*DIRECTION:* Read the listing and extract each line that includes the word "Date".

*MATERIAL:*
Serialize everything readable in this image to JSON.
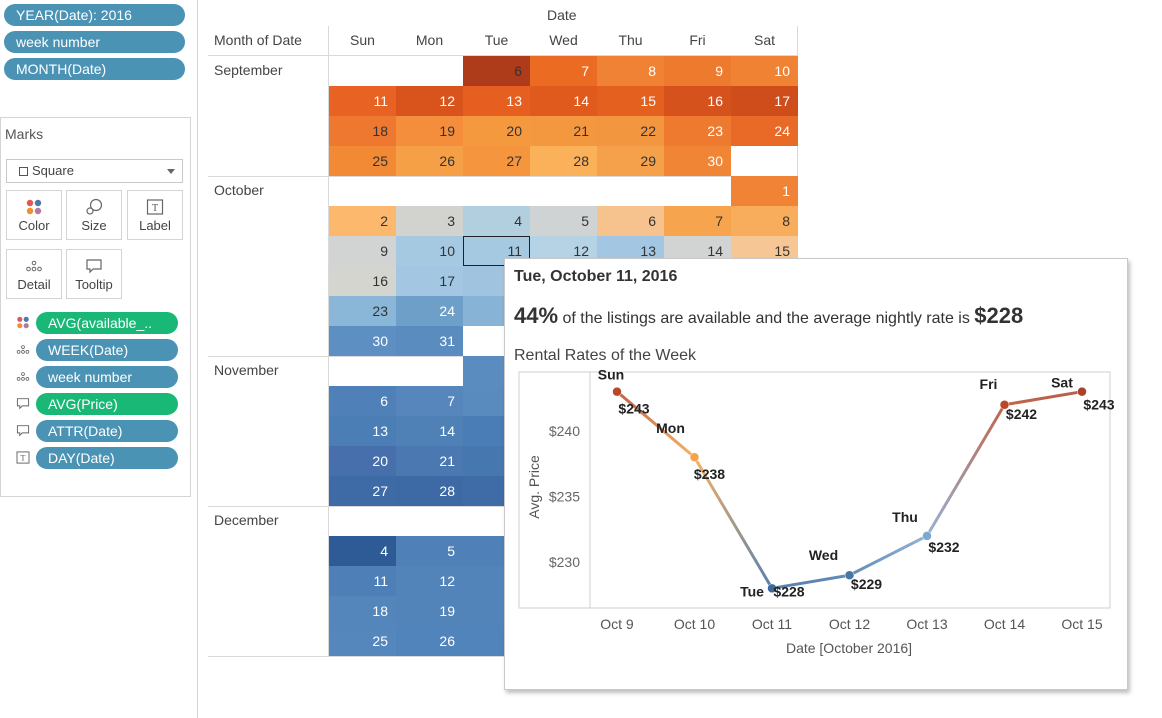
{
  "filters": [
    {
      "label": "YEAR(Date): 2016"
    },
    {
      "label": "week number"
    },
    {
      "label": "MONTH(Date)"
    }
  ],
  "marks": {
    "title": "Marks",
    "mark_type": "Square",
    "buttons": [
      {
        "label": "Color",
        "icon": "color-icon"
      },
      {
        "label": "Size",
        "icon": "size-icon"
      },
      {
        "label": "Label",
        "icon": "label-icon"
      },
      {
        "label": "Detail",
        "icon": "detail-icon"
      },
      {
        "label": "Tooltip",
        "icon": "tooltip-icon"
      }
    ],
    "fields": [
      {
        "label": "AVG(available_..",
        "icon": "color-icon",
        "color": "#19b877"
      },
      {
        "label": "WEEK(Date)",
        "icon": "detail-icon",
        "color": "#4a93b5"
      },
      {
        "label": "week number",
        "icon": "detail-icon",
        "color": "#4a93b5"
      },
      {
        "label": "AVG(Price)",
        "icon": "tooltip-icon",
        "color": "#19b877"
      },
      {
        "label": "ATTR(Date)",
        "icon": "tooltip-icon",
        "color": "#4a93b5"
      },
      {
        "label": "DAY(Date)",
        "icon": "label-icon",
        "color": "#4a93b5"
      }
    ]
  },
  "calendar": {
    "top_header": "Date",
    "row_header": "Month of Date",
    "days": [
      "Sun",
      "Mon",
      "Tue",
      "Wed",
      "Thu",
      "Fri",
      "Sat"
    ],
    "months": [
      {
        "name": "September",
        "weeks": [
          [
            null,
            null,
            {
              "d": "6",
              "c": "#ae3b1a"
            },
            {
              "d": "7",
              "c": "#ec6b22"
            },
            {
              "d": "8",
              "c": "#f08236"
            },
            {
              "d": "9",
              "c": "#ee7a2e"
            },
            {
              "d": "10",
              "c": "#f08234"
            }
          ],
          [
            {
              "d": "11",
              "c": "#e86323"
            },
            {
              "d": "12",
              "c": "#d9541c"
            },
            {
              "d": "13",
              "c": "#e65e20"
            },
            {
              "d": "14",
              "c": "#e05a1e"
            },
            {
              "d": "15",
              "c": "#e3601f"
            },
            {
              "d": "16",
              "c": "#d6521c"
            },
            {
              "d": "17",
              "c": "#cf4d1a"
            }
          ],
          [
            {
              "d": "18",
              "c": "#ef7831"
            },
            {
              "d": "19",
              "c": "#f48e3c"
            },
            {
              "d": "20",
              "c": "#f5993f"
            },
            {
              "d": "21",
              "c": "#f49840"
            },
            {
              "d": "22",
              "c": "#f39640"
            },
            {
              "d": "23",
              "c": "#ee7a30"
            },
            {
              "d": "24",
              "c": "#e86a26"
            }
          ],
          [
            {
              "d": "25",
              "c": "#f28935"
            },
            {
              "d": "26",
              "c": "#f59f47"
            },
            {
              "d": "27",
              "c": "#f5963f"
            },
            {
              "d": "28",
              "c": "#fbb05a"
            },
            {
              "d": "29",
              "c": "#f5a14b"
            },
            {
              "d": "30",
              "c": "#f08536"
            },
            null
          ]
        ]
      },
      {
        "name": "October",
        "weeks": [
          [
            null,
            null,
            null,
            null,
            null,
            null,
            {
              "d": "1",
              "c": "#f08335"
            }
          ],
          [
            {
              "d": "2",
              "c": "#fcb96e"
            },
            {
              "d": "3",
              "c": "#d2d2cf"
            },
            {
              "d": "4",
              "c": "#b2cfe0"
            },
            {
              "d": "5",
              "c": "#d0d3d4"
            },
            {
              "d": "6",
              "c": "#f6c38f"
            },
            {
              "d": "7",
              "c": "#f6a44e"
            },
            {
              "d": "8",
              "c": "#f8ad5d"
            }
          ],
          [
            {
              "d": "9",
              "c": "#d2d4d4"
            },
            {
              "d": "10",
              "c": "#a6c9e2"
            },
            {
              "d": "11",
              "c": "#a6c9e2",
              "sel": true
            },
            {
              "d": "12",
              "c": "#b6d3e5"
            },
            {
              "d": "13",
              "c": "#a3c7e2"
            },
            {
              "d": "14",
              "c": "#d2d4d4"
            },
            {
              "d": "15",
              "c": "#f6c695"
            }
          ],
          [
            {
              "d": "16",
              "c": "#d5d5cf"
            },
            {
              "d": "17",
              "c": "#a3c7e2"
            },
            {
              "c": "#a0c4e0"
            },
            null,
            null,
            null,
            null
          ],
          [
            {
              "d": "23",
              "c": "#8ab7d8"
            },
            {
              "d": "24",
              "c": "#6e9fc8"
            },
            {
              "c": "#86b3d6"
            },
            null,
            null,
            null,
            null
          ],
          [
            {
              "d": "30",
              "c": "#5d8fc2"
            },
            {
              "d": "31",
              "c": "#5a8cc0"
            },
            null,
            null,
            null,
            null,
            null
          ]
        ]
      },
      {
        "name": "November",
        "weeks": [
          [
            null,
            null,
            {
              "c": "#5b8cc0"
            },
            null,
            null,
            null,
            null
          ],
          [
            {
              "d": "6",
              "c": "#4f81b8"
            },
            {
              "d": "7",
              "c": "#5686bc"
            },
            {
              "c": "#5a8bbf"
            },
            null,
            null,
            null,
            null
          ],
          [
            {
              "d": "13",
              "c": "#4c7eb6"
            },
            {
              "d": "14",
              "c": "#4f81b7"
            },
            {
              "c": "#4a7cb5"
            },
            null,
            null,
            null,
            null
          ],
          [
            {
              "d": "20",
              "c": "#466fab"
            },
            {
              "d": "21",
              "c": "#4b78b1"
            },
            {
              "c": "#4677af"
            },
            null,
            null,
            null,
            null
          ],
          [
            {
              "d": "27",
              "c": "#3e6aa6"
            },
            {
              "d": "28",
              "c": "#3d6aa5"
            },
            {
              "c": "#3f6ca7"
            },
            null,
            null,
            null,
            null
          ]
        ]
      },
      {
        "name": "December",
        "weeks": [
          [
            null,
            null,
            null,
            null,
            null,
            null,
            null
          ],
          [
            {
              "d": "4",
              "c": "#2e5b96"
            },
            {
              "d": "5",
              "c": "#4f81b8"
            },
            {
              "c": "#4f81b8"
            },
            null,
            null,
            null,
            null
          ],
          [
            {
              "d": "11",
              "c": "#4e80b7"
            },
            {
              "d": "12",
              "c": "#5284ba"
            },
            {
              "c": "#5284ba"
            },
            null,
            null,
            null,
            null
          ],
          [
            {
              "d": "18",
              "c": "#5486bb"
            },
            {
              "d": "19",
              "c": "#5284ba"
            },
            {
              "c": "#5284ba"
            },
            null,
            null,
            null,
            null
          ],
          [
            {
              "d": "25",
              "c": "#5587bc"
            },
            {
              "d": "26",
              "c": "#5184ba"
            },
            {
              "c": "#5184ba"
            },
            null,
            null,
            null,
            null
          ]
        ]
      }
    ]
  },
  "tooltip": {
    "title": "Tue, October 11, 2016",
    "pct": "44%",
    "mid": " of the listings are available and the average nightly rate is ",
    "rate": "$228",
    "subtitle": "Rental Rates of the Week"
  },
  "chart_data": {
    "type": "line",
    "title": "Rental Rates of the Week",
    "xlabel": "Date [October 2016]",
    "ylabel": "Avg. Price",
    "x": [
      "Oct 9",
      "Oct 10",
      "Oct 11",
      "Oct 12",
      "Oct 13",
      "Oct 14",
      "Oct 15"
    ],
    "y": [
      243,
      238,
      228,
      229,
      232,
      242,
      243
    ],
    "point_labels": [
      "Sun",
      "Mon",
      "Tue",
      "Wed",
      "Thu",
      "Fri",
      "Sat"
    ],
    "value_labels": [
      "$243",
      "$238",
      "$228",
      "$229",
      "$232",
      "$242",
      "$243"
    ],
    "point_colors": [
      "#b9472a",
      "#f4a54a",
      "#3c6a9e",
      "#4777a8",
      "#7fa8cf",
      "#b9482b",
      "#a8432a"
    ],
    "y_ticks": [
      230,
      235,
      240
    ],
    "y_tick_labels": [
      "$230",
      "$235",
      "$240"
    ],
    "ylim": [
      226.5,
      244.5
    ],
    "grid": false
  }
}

*TASK OUTPUT:*
      "label": "YEAR(Date): 2016"
      "label": "MONTH(Date)"
        "label": "WEEK(Date)",
        "label": "ATTR(Date)",
        "label": "DAY(Date)",
    "top_header": "Date",
    "row_header": "Month of Date",
    "xlabel": "Date [October 2016]",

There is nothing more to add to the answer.